Task details:
Write out each line of the listing as it stands, without the images.

Data records:
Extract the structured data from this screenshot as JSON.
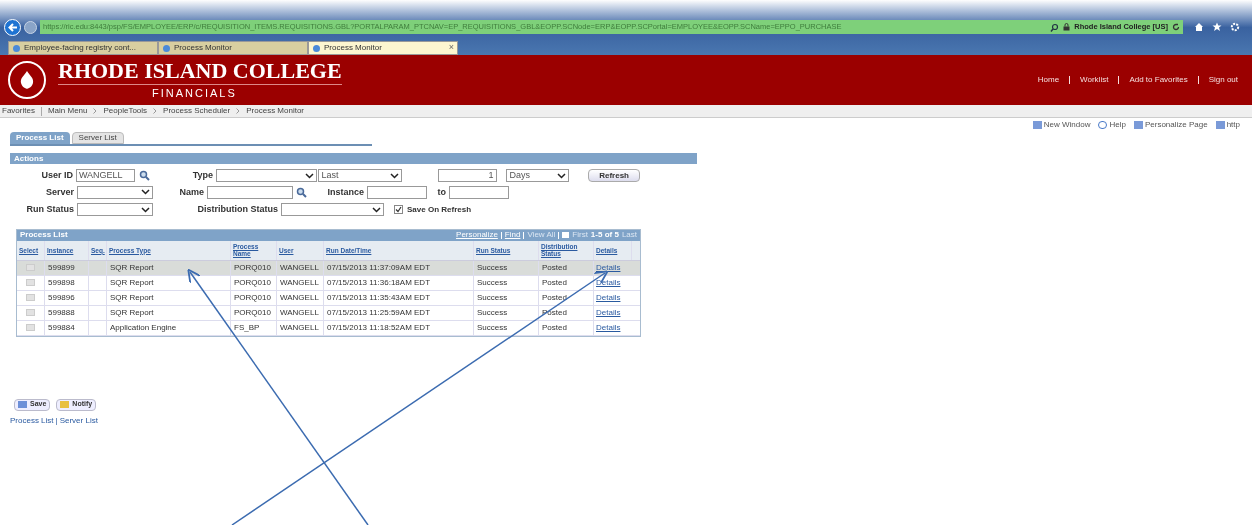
{
  "browser": {
    "address": "https://ric.edu:8443/psp/FS/EMPLOYEE/ERP/c/REQUISITION_ITEMS.REQUISITIONS.GBL?PORTALPARAM_PTCNAV=EP_REQUISITIONS_GBL&EOPP.SCNode=ERP&EOPP.SCPortal=EMPLOYEE&EOPP.SCName=EPPO_PURCHASE",
    "site": "Rhode Island College [US]",
    "tabs": [
      {
        "label": "Employee-facing registry cont...",
        "selected": false
      },
      {
        "label": "Process Monitor",
        "selected": false
      },
      {
        "label": "Process Monitor",
        "selected": true,
        "close": "×"
      }
    ]
  },
  "header": {
    "title": "RHODE ISLAND COLLEGE",
    "subtitle": "FINANCIALS",
    "links": [
      "Home",
      "Worklist",
      "Add to Favorites",
      "Sign out"
    ]
  },
  "breadcrumbs": [
    "Favorites",
    "Main Menu",
    "PeopleTools",
    "Process Scheduler",
    "Process Monitor"
  ],
  "page_links": [
    "New Window",
    "Help",
    "Personalize Page",
    "http"
  ],
  "page_tabs": [
    {
      "label": "Process List",
      "selected": true
    },
    {
      "label": "Server List",
      "selected": false
    }
  ],
  "actions": {
    "title": "Actions",
    "user_id_label": "User ID",
    "user_id": "WANGELL",
    "type_label": "Type",
    "last": "Last",
    "count": "1",
    "unit": "Days",
    "refresh": "Refresh",
    "server_label": "Server",
    "name_label": "Name",
    "instance_label": "Instance",
    "to_label": "to",
    "run_status_label": "Run Status",
    "distribution_status_label": "Distribution Status",
    "save_on_refresh": {
      "label": "Save On Refresh",
      "checked": true
    }
  },
  "grid": {
    "title": "Process List",
    "nav": [
      "Personalize",
      "Find",
      "View All",
      "First",
      "1-5 of 5",
      "Last"
    ],
    "columns": [
      "Select",
      "Instance",
      "Seq.",
      "Process Type",
      "Process Name",
      "User",
      "Run Date/Time",
      "Run Status",
      "Distribution Status",
      "Details"
    ],
    "rows": [
      {
        "selected": true,
        "instance": "599899",
        "process_type": "SQR Report",
        "process_name": "PORQ010",
        "user": "WANGELL",
        "run_date": "07/15/2013 11:37:09AM EDT",
        "run_status": "Success",
        "distribution_status": "Posted",
        "details": "Details"
      },
      {
        "selected": false,
        "instance": "599898",
        "process_type": "SQR Report",
        "process_name": "PORQ010",
        "user": "WANGELL",
        "run_date": "07/15/2013 11:36:18AM EDT",
        "run_status": "Success",
        "distribution_status": "Posted",
        "details": "Details"
      },
      {
        "selected": false,
        "instance": "599896",
        "process_type": "SQR Report",
        "process_name": "PORQ010",
        "user": "WANGELL",
        "run_date": "07/15/2013 11:35:43AM EDT",
        "run_status": "Success",
        "distribution_status": "Posted",
        "details": "Details"
      },
      {
        "selected": false,
        "instance": "599888",
        "process_type": "SQR Report",
        "process_name": "PORQ010",
        "user": "WANGELL",
        "run_date": "07/15/2013 11:25:59AM EDT",
        "run_status": "Success",
        "distribution_status": "Posted",
        "details": "Details"
      },
      {
        "selected": false,
        "instance": "599884",
        "process_type": "Application Engine",
        "process_name": "FS_BP",
        "user": "WANGELL",
        "run_date": "07/15/2013 11:18:52AM EDT",
        "run_status": "Success",
        "distribution_status": "Posted",
        "details": "Details"
      }
    ]
  },
  "buttons": [
    "Save",
    "Notify"
  ],
  "footer_links": [
    "Process List",
    "Server List"
  ],
  "footer_separator": "|"
}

Output:
Extract the structured data from this screenshot as JSON.
{
  "browser": {
    "address": "https://ric.edu:8443/psp/FS/EMPLOYEE/ERP/c/REQUISITION_ITEMS.REQUISITIONS.GBL?PORTALPARAM_PTCNAV=EP_REQUISITIONS_GBL&EOPP.SCNode=ERP&EOPP.SCPortal=EMPLOYEE&EOPP.SCName=EPPO_PURCHASE",
    "site": "Rhode Island College [US]",
    "tabs": [
      {
        "label": "Employee-facing registry cont...",
        "selected": false
      },
      {
        "label": "Process Monitor",
        "selected": false
      },
      {
        "label": "Process Monitor",
        "selected": true,
        "close": "×"
      }
    ]
  },
  "header": {
    "title": "RHODE ISLAND COLLEGE",
    "subtitle": "FINANCIALS",
    "links": [
      "Home",
      "Worklist",
      "Add to Favorites",
      "Sign out"
    ]
  },
  "breadcrumbs": [
    "Favorites",
    "Main Menu",
    "PeopleTools",
    "Process Scheduler",
    "Process Monitor"
  ],
  "page_links": [
    "New Window",
    "Help",
    "Personalize Page",
    "http"
  ],
  "page_tabs": [
    {
      "label": "Process List",
      "selected": true
    },
    {
      "label": "Server List",
      "selected": false
    }
  ],
  "actions": {
    "title": "Actions",
    "user_id_label": "User ID",
    "user_id": "WANGELL",
    "type_label": "Type",
    "last": "Last",
    "count": "1",
    "unit": "Days",
    "refresh": "Refresh",
    "server_label": "Server",
    "name_label": "Name",
    "instance_label": "Instance",
    "to_label": "to",
    "run_status_label": "Run Status",
    "distribution_status_label": "Distribution Status",
    "save_on_refresh": {
      "label": "Save On Refresh",
      "checked": true
    }
  },
  "grid": {
    "title": "Process List",
    "nav": [
      "Personalize",
      "Find",
      "View All",
      "First",
      "1-5 of 5",
      "Last"
    ],
    "columns": [
      "Select",
      "Instance",
      "Seq.",
      "Process Type",
      "Process Name",
      "User",
      "Run Date/Time",
      "Run Status",
      "Distribution Status",
      "Details"
    ],
    "rows": [
      {
        "selected": true,
        "instance": "599899",
        "process_type": "SQR Report",
        "process_name": "PORQ010",
        "user": "WANGELL",
        "run_date": "07/15/2013 11:37:09AM EDT",
        "run_status": "Success",
        "distribution_status": "Posted",
        "details": "Details"
      },
      {
        "selected": false,
        "instance": "599898",
        "process_type": "SQR Report",
        "process_name": "PORQ010",
        "user": "WANGELL",
        "run_date": "07/15/2013 11:36:18AM EDT",
        "run_status": "Success",
        "distribution_status": "Posted",
        "details": "Details"
      },
      {
        "selected": false,
        "instance": "599896",
        "process_type": "SQR Report",
        "process_name": "PORQ010",
        "user": "WANGELL",
        "run_date": "07/15/2013 11:35:43AM EDT",
        "run_status": "Success",
        "distribution_status": "Posted",
        "details": "Details"
      },
      {
        "selected": false,
        "instance": "599888",
        "process_type": "SQR Report",
        "process_name": "PORQ010",
        "user": "WANGELL",
        "run_date": "07/15/2013 11:25:59AM EDT",
        "run_status": "Success",
        "distribution_status": "Posted",
        "details": "Details"
      },
      {
        "selected": false,
        "instance": "599884",
        "process_type": "Application Engine",
        "process_name": "FS_BP",
        "user": "WANGELL",
        "run_date": "07/15/2013 11:18:52AM EDT",
        "run_status": "Success",
        "distribution_status": "Posted",
        "details": "Details"
      }
    ]
  },
  "buttons": [
    "Save",
    "Notify"
  ],
  "footer_links": [
    "Process List",
    "Server List"
  ],
  "footer_separator": "|"
}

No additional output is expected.